_Entries provided:_
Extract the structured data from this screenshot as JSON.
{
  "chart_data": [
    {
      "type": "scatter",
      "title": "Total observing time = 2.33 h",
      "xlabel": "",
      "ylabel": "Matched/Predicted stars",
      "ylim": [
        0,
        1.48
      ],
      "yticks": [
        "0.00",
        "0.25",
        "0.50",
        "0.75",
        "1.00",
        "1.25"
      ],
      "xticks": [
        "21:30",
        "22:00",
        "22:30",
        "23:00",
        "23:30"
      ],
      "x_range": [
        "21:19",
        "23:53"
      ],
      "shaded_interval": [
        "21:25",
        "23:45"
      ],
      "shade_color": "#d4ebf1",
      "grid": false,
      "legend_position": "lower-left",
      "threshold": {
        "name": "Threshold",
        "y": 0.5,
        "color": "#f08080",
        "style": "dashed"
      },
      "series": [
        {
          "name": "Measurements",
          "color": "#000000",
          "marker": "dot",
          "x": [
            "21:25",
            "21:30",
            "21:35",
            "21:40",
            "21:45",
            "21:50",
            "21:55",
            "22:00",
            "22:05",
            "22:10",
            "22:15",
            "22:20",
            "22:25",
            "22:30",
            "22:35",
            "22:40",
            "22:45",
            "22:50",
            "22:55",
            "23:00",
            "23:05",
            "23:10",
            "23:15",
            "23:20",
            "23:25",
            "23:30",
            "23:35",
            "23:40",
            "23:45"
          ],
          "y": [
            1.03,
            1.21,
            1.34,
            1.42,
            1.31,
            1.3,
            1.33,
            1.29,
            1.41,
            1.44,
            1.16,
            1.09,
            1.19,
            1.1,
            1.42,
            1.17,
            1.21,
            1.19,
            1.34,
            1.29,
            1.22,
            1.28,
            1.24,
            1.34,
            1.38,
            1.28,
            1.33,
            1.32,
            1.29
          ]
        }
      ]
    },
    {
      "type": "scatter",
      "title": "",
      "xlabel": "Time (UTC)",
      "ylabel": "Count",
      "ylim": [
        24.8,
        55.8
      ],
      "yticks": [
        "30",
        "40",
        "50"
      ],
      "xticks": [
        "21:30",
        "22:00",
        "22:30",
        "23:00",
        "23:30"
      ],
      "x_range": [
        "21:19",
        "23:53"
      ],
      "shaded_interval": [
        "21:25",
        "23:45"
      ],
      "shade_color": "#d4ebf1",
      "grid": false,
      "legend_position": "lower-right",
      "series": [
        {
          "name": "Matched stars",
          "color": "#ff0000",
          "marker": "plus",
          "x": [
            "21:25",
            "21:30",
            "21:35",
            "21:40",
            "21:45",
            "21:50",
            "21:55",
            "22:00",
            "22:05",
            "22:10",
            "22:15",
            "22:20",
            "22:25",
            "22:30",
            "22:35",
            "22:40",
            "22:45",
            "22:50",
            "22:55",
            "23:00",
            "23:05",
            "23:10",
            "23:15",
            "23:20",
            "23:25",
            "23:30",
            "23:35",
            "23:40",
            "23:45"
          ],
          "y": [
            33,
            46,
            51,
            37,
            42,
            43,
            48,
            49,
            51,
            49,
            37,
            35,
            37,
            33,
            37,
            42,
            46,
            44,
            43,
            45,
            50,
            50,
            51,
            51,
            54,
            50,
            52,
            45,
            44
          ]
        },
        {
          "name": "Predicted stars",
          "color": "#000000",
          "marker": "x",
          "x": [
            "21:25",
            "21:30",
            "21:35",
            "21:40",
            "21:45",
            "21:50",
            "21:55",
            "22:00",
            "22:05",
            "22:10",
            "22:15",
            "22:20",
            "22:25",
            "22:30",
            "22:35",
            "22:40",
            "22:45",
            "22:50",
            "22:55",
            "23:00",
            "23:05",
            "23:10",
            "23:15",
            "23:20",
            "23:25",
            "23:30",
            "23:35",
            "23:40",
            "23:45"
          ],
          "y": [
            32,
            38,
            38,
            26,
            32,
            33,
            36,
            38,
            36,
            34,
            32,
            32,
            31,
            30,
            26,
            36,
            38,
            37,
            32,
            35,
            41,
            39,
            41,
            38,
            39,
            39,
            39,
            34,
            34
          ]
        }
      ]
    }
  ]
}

_Task requirements:_ Print the listing above in its entirety, with every line exact.

_Task output:_
Extract the structured data from this screenshot as JSON.
{
  "chart_data": [
    {
      "type": "scatter",
      "title": "Total observing time = 2.33 h",
      "xlabel": "",
      "ylabel": "Matched/Predicted stars",
      "ylim": [
        0,
        1.48
      ],
      "yticks": [
        "0.00",
        "0.25",
        "0.50",
        "0.75",
        "1.00",
        "1.25"
      ],
      "xticks": [
        "21:30",
        "22:00",
        "22:30",
        "23:00",
        "23:30"
      ],
      "x_range": [
        "21:19",
        "23:53"
      ],
      "shaded_interval": [
        "21:25",
        "23:45"
      ],
      "shade_color": "#d4ebf1",
      "grid": false,
      "legend_position": "lower-left",
      "threshold": {
        "name": "Threshold",
        "y": 0.5,
        "color": "#f08080",
        "style": "dashed"
      },
      "series": [
        {
          "name": "Measurements",
          "color": "#000000",
          "marker": "dot",
          "x": [
            "21:25",
            "21:30",
            "21:35",
            "21:40",
            "21:45",
            "21:50",
            "21:55",
            "22:00",
            "22:05",
            "22:10",
            "22:15",
            "22:20",
            "22:25",
            "22:30",
            "22:35",
            "22:40",
            "22:45",
            "22:50",
            "22:55",
            "23:00",
            "23:05",
            "23:10",
            "23:15",
            "23:20",
            "23:25",
            "23:30",
            "23:35",
            "23:40",
            "23:45"
          ],
          "y": [
            1.03,
            1.21,
            1.34,
            1.42,
            1.31,
            1.3,
            1.33,
            1.29,
            1.41,
            1.44,
            1.16,
            1.09,
            1.19,
            1.1,
            1.42,
            1.17,
            1.21,
            1.19,
            1.34,
            1.29,
            1.22,
            1.28,
            1.24,
            1.34,
            1.38,
            1.28,
            1.33,
            1.32,
            1.29
          ]
        }
      ]
    },
    {
      "type": "scatter",
      "title": "",
      "xlabel": "Time (UTC)",
      "ylabel": "Count",
      "ylim": [
        24.8,
        55.8
      ],
      "yticks": [
        "30",
        "40",
        "50"
      ],
      "xticks": [
        "21:30",
        "22:00",
        "22:30",
        "23:00",
        "23:30"
      ],
      "x_range": [
        "21:19",
        "23:53"
      ],
      "shaded_interval": [
        "21:25",
        "23:45"
      ],
      "shade_color": "#d4ebf1",
      "grid": false,
      "legend_position": "lower-right",
      "series": [
        {
          "name": "Matched stars",
          "color": "#ff0000",
          "marker": "plus",
          "x": [
            "21:25",
            "21:30",
            "21:35",
            "21:40",
            "21:45",
            "21:50",
            "21:55",
            "22:00",
            "22:05",
            "22:10",
            "22:15",
            "22:20",
            "22:25",
            "22:30",
            "22:35",
            "22:40",
            "22:45",
            "22:50",
            "22:55",
            "23:00",
            "23:05",
            "23:10",
            "23:15",
            "23:20",
            "23:25",
            "23:30",
            "23:35",
            "23:40",
            "23:45"
          ],
          "y": [
            33,
            46,
            51,
            37,
            42,
            43,
            48,
            49,
            51,
            49,
            37,
            35,
            37,
            33,
            37,
            42,
            46,
            44,
            43,
            45,
            50,
            50,
            51,
            51,
            54,
            50,
            52,
            45,
            44
          ]
        },
        {
          "name": "Predicted stars",
          "color": "#000000",
          "marker": "x",
          "x": [
            "21:25",
            "21:30",
            "21:35",
            "21:40",
            "21:45",
            "21:50",
            "21:55",
            "22:00",
            "22:05",
            "22:10",
            "22:15",
            "22:20",
            "22:25",
            "22:30",
            "22:35",
            "22:40",
            "22:45",
            "22:50",
            "22:55",
            "23:00",
            "23:05",
            "23:10",
            "23:15",
            "23:20",
            "23:25",
            "23:30",
            "23:35",
            "23:40",
            "23:45"
          ],
          "y": [
            32,
            38,
            38,
            26,
            32,
            33,
            36,
            38,
            36,
            34,
            32,
            32,
            31,
            30,
            26,
            36,
            38,
            37,
            32,
            35,
            41,
            39,
            41,
            38,
            39,
            39,
            39,
            34,
            34
          ]
        }
      ]
    }
  ]
}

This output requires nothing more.